__Given information__:
┄┄┄┄┄┄┄┄┄┄┄┄┄┄┄┄┄┄┄┄

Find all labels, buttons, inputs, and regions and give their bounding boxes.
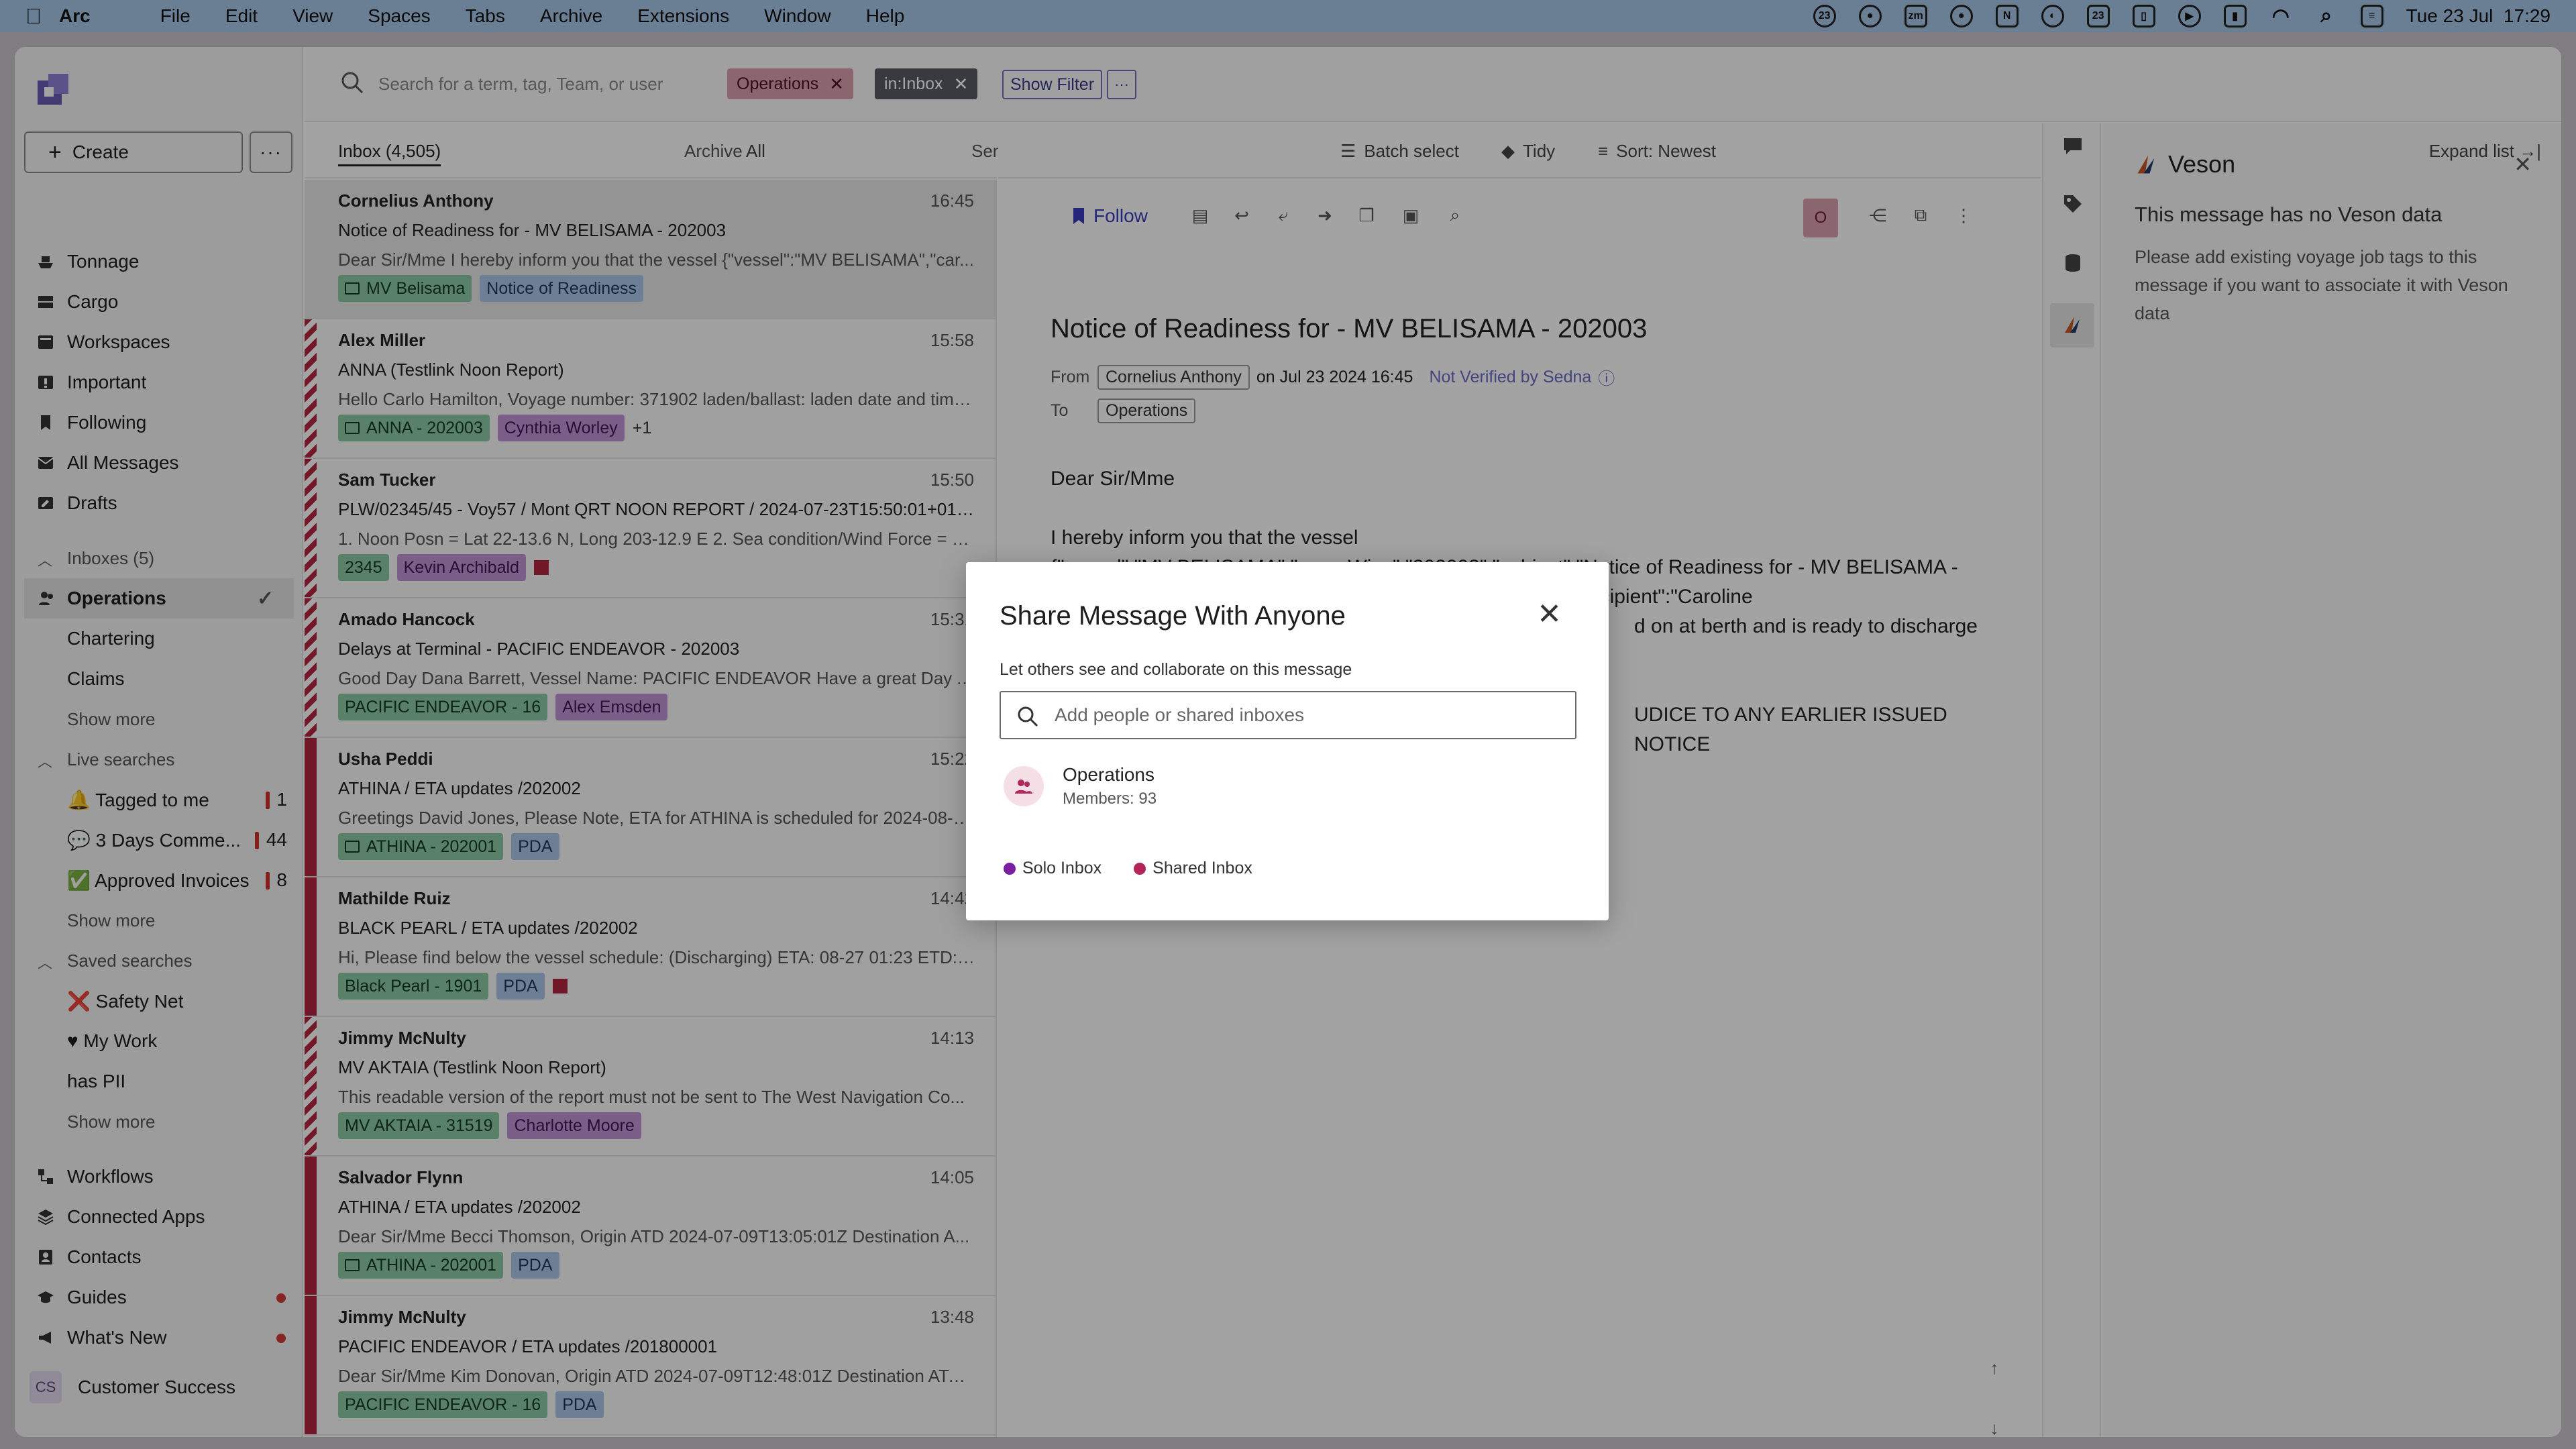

┄┄┄┄┄┄┄┄┄┄┄┄┄┄┄┄┄┄┄┄

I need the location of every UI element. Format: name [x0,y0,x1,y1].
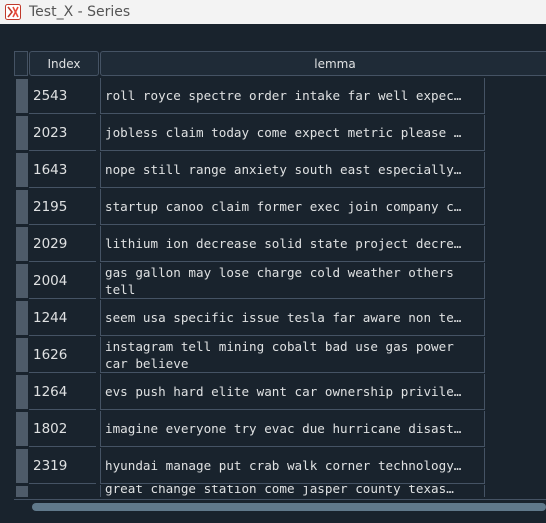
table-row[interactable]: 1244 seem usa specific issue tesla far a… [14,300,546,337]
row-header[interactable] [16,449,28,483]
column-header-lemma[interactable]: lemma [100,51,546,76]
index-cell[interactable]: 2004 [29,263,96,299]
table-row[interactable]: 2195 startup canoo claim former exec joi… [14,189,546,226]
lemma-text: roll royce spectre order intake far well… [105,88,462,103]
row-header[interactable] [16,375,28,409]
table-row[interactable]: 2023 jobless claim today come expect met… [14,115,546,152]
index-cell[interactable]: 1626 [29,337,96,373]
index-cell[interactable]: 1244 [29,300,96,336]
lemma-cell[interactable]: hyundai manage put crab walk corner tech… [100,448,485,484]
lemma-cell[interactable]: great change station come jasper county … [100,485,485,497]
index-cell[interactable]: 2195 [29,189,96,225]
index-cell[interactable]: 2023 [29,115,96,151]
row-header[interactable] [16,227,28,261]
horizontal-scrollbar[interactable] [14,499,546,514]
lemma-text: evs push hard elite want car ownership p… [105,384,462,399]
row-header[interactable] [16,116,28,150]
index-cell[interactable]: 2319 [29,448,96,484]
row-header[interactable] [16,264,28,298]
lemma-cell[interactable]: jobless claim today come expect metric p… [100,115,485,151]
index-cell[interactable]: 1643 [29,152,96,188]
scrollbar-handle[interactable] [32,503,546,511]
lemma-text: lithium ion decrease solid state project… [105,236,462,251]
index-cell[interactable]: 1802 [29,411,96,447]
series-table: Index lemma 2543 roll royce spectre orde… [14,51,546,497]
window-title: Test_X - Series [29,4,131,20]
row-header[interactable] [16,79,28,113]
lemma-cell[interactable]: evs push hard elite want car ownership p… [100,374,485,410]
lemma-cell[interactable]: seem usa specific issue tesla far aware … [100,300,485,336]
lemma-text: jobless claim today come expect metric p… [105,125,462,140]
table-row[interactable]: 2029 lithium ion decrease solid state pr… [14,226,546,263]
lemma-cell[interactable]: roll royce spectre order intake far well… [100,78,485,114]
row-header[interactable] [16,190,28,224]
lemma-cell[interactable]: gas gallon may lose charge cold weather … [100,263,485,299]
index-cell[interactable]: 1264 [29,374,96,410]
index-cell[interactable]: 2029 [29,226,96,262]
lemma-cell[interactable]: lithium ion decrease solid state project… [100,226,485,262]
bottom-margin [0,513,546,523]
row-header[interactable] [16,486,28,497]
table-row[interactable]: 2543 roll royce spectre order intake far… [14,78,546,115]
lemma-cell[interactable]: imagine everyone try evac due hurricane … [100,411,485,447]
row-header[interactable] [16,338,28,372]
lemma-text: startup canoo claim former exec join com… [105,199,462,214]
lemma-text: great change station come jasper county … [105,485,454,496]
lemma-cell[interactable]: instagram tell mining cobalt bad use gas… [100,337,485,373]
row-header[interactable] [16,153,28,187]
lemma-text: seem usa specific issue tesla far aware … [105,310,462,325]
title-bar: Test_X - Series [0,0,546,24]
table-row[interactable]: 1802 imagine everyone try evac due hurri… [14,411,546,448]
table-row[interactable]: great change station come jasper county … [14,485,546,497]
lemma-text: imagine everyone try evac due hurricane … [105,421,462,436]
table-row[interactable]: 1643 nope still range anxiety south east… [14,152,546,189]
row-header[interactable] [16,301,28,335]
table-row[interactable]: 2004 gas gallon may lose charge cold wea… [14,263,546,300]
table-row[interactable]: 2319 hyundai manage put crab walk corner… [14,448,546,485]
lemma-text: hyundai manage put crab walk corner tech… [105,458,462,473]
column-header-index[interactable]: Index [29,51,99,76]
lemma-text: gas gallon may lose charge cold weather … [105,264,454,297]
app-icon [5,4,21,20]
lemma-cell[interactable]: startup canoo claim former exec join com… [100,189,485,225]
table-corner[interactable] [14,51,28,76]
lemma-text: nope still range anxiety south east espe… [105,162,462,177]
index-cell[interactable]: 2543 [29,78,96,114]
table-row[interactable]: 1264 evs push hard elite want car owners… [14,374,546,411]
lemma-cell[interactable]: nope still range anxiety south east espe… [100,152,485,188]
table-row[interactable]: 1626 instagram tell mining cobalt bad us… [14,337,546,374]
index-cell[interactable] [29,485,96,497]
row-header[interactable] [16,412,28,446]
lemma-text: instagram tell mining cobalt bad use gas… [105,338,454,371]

┄┄┄┄┄┄┄┄┄┄┄┄┄┄┄┄┄┄┄┄

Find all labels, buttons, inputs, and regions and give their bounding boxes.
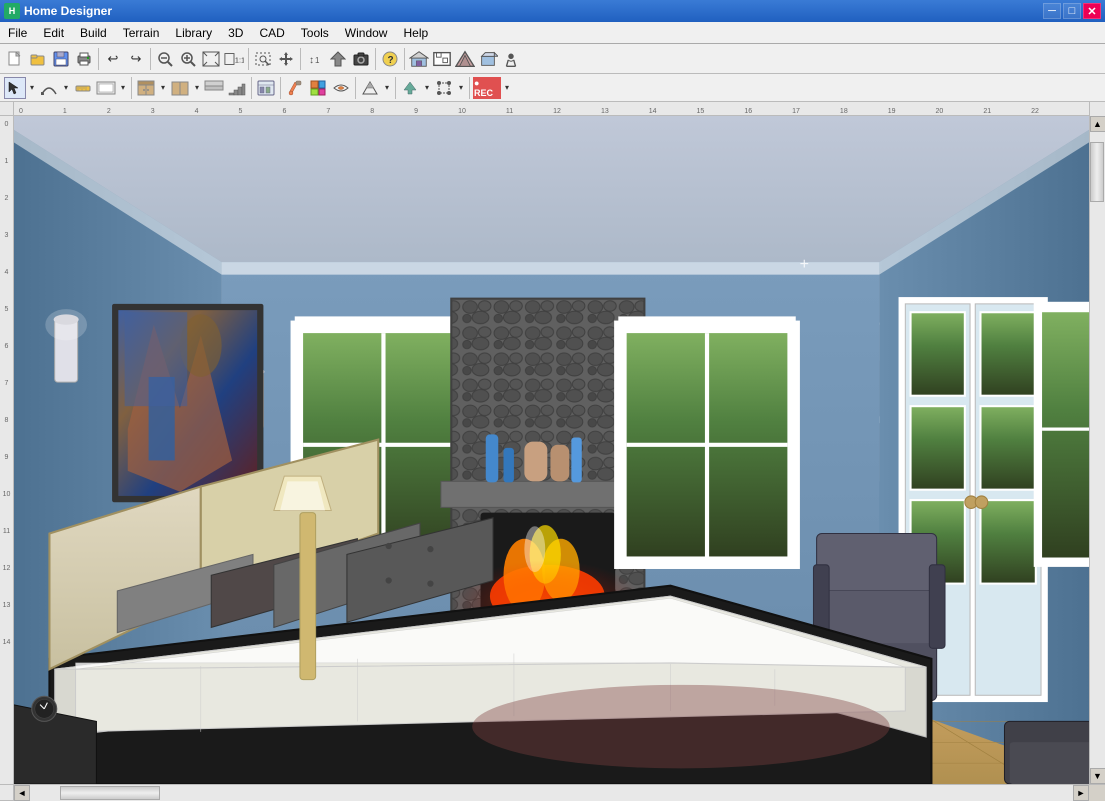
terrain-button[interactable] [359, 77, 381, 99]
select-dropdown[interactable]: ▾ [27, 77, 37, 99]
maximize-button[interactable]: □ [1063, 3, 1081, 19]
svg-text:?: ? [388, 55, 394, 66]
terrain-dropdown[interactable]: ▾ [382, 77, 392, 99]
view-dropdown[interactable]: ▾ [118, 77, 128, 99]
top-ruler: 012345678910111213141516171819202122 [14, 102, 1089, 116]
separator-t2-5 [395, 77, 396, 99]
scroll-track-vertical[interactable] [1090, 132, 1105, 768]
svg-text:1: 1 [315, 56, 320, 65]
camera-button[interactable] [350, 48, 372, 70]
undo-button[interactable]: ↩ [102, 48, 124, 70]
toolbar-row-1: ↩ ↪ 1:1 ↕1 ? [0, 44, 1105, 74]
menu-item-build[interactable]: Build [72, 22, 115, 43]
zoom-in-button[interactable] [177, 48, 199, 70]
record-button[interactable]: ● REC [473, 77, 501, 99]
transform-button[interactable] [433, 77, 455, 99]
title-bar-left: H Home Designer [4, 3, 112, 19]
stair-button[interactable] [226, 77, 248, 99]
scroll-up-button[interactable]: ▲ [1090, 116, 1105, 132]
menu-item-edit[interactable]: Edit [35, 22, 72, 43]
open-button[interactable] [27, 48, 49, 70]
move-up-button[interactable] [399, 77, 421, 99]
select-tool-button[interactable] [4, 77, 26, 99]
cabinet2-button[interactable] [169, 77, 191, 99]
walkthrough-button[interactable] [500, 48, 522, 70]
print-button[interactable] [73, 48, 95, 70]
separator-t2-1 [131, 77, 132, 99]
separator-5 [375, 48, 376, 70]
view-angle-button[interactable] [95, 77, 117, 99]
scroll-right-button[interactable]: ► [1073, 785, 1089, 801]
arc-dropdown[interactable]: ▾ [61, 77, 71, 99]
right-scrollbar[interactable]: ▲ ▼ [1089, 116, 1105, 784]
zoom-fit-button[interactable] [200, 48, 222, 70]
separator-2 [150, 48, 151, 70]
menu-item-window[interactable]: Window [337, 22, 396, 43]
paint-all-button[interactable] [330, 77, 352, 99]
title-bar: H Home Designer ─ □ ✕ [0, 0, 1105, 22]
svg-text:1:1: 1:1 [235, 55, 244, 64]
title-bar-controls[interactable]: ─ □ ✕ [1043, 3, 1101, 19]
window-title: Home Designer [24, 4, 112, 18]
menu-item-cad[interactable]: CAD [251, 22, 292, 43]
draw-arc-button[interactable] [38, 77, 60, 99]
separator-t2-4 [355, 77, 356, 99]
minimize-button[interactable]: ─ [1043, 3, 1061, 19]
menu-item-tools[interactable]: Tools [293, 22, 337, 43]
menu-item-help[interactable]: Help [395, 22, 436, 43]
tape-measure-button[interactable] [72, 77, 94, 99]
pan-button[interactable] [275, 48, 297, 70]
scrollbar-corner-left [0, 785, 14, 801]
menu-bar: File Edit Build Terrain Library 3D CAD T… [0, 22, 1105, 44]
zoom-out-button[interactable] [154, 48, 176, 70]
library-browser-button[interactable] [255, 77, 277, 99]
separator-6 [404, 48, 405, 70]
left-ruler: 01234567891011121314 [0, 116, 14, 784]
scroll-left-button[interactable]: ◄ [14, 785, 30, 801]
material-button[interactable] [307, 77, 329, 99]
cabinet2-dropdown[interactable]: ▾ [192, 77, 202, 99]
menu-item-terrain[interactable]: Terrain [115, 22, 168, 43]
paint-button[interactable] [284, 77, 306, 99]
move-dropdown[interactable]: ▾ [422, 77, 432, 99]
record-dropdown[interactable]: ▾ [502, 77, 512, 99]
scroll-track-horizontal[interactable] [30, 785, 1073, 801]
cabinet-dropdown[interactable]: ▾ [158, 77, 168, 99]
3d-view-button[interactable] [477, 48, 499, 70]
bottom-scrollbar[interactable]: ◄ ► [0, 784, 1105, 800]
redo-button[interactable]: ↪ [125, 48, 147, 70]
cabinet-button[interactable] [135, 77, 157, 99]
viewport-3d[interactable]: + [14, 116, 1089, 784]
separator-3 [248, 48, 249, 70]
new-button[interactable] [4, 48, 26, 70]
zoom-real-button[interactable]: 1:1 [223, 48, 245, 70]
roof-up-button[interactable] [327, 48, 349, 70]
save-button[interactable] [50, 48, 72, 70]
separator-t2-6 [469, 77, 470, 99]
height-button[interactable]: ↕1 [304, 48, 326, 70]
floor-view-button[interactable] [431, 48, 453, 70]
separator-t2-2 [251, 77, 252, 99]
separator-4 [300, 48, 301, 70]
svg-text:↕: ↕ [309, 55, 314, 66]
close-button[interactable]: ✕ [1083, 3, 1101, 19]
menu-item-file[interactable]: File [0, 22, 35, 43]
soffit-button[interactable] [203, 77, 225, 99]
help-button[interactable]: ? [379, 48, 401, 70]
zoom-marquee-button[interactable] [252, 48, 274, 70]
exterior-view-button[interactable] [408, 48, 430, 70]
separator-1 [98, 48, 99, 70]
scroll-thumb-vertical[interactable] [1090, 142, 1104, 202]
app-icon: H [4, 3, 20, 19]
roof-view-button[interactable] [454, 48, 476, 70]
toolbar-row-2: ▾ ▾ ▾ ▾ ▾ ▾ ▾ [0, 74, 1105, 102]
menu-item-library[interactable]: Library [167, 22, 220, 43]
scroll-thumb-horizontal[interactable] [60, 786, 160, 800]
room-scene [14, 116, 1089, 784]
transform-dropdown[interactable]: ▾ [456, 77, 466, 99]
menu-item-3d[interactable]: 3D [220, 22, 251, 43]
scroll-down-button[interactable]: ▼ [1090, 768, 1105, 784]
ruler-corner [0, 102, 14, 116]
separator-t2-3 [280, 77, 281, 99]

┄┄┄┄┄┄┄┄┄┄┄┄┄┄┄┄┄┄┄┄

__Work instructions__:
Rewrite the lines from the one with "I need the location" to the one with "scrollbar-handle[interactable] [32,503,546,511]", changing "lemma-text" to "lemma-label" and leaving everything else as is. Omit the picture from your answer.

__Output for this task__:
I need the location of every UI element. Format: name [x0,y0,x1,y1].
table-row[interactable]: 1244 seem usa specific issue tesla far a… [14,300,546,337]
row-header[interactable] [16,449,28,483]
column-header-lemma[interactable]: lemma [100,51,546,76]
index-cell[interactable]: 2004 [29,263,96,299]
table-row[interactable]: 2195 startup canoo claim former exec joi… [14,189,546,226]
lemma-label: roll royce spectre order intake far well… [105,88,462,103]
row-header[interactable] [16,375,28,409]
table-row[interactable]: 2023 jobless claim today come expect met… [14,115,546,152]
index-cell[interactable]: 1626 [29,337,96,373]
index-cell[interactable]: 1244 [29,300,96,336]
lemma-cell[interactable]: hyundai manage put crab walk corner tech… [100,448,485,484]
lemma-cell[interactable]: great change station come jasper county … [100,485,485,497]
index-cell[interactable]: 2195 [29,189,96,225]
index-cell[interactable]: 2023 [29,115,96,151]
row-header[interactable] [16,227,28,261]
horizontal-scrollbar[interactable] [14,499,546,514]
lemma-label: evs push hard elite want car ownership p… [105,384,462,399]
row-header[interactable] [16,116,28,150]
index-cell[interactable]: 2319 [29,448,96,484]
row-header[interactable] [16,264,28,298]
lemma-cell[interactable]: jobless claim today come expect metric p… [100,115,485,151]
index-cell[interactable]: 1643 [29,152,96,188]
scrollbar-handle[interactable] [32,503,546,511]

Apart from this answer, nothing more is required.